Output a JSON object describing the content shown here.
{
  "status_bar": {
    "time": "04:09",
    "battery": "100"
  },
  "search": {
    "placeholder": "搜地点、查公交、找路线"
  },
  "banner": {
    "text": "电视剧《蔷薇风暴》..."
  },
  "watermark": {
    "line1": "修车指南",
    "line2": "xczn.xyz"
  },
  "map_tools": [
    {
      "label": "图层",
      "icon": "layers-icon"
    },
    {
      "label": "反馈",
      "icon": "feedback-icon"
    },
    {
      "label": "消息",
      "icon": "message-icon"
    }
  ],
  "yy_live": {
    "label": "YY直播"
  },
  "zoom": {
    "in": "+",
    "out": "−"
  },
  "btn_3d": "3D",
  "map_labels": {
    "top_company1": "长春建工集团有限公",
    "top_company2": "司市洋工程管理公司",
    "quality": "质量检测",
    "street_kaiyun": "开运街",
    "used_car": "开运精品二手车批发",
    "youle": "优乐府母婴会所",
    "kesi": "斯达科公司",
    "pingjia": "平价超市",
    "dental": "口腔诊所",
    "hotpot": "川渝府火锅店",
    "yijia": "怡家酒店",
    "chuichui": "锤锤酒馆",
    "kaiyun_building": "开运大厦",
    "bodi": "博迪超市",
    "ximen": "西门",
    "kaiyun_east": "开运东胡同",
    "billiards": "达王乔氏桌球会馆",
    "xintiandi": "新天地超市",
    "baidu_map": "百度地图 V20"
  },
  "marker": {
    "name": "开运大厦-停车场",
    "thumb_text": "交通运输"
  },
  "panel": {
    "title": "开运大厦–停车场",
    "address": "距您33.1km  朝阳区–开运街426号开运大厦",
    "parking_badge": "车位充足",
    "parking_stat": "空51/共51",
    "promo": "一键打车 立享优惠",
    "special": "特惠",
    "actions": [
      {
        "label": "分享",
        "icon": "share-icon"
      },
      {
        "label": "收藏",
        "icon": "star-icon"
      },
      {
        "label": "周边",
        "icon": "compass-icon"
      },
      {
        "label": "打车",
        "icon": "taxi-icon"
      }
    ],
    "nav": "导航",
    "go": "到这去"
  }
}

**GIVEN REQUEST:** Locate each line containing the string "icon" and show it.

**FINAL RESULT:**
      "icon": "layers-icon"
      "icon": "feedback-icon"
      "icon": "message-icon"
        "icon": "share-icon"
        "icon": "star-icon"
        "icon": "compass-icon"
        "icon": "taxi-icon"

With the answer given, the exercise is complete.